Boxed element entries
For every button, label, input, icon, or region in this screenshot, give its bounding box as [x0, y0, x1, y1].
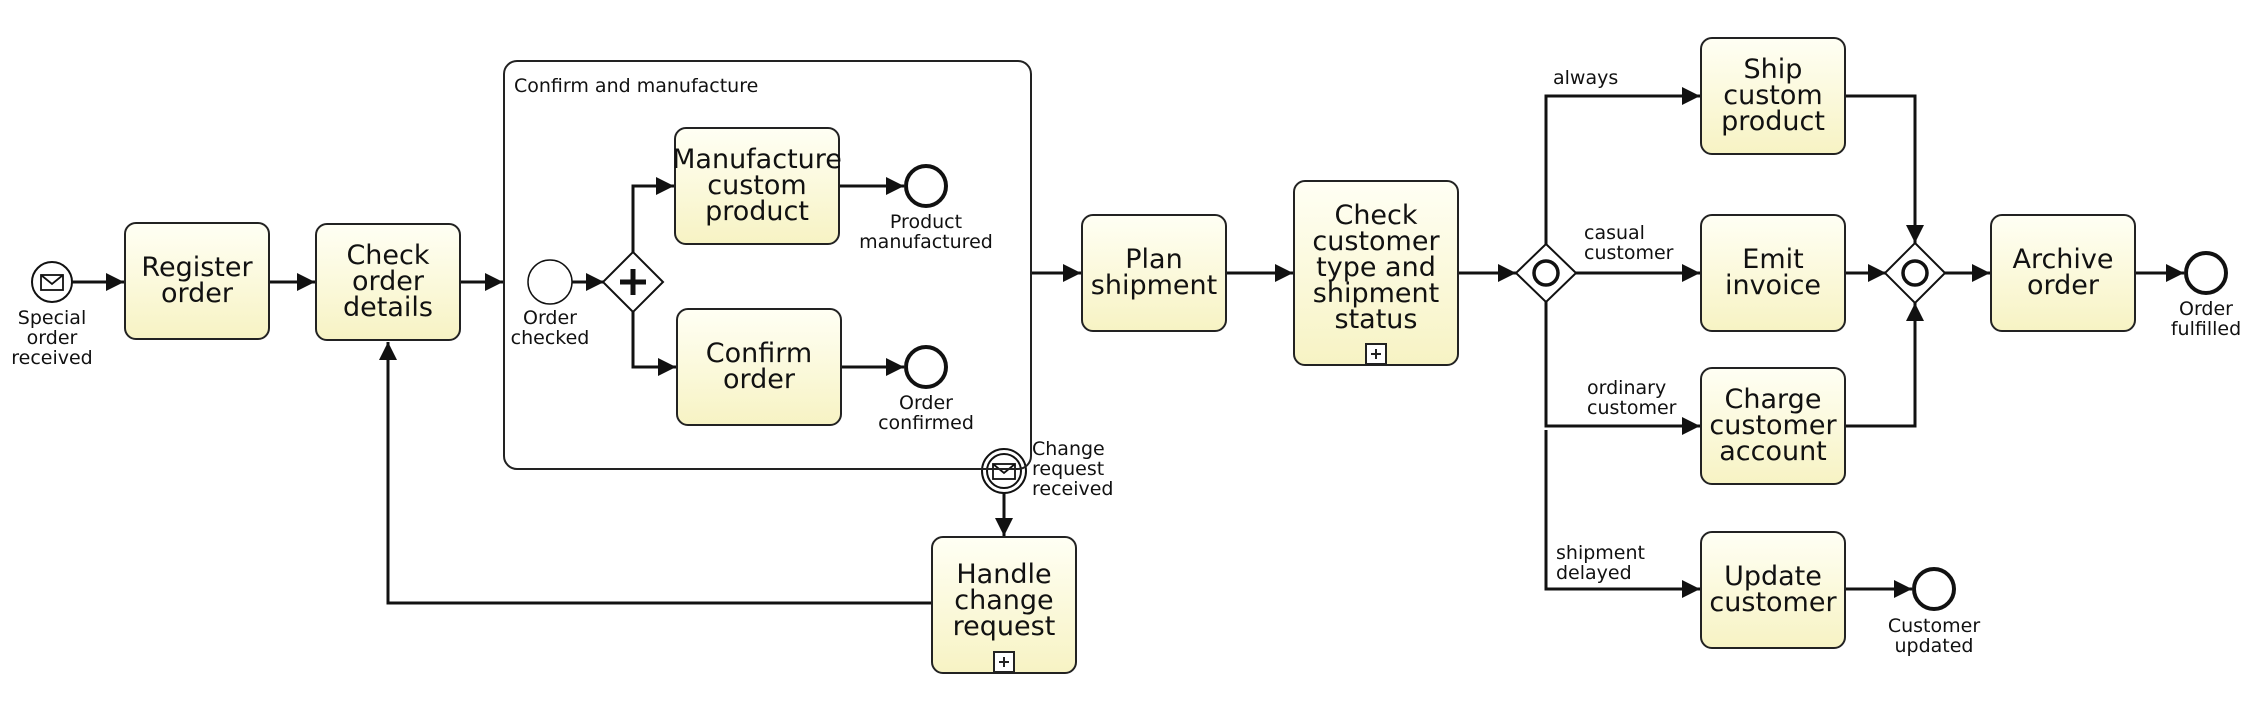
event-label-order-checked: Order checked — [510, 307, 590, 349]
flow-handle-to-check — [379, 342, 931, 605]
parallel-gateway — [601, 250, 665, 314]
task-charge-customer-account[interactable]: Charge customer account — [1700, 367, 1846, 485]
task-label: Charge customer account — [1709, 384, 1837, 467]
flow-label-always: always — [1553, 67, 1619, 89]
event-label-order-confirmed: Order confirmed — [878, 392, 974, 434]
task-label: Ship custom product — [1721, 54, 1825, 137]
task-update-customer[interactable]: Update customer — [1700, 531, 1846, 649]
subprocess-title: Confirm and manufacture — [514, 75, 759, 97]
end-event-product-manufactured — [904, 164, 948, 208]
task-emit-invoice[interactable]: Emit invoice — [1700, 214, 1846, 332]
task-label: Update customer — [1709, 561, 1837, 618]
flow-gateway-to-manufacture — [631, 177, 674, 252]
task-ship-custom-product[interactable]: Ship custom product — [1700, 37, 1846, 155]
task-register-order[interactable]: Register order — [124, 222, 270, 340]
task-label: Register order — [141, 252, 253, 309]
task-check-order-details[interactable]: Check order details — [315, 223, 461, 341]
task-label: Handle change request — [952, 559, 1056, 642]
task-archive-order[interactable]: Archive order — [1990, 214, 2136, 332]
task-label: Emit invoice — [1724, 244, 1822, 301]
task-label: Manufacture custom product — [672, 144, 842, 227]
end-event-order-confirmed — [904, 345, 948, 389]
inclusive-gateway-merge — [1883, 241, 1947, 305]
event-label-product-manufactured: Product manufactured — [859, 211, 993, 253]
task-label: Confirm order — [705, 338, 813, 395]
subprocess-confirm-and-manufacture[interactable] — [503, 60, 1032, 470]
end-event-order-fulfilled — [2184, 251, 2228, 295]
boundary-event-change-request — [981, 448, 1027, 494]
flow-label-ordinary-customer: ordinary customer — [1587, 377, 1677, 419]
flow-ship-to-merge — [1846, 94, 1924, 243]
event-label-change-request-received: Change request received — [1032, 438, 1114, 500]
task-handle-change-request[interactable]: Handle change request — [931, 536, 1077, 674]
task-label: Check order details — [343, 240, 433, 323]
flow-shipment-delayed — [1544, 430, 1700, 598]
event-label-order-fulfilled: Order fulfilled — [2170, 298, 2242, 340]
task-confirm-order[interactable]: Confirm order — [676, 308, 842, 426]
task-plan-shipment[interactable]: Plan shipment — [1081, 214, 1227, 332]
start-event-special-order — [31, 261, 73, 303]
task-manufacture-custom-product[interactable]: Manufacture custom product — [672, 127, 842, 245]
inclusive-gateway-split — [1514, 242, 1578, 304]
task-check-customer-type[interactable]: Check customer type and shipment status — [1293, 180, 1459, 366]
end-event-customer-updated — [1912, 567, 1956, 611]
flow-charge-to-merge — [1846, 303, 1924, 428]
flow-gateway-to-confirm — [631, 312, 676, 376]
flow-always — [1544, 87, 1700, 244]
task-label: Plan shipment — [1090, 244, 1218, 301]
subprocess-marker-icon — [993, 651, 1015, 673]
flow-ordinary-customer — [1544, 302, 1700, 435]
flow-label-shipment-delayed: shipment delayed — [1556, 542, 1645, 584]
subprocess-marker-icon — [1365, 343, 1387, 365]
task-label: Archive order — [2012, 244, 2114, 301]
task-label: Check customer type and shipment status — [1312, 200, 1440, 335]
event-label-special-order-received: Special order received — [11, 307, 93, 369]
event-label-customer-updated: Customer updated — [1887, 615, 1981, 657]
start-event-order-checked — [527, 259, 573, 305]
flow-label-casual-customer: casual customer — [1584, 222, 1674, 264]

*WHAT TO WORK ON*
How many lines of the listing contain the string "flow"? Give only the number.

*CORRECT RESULT*
12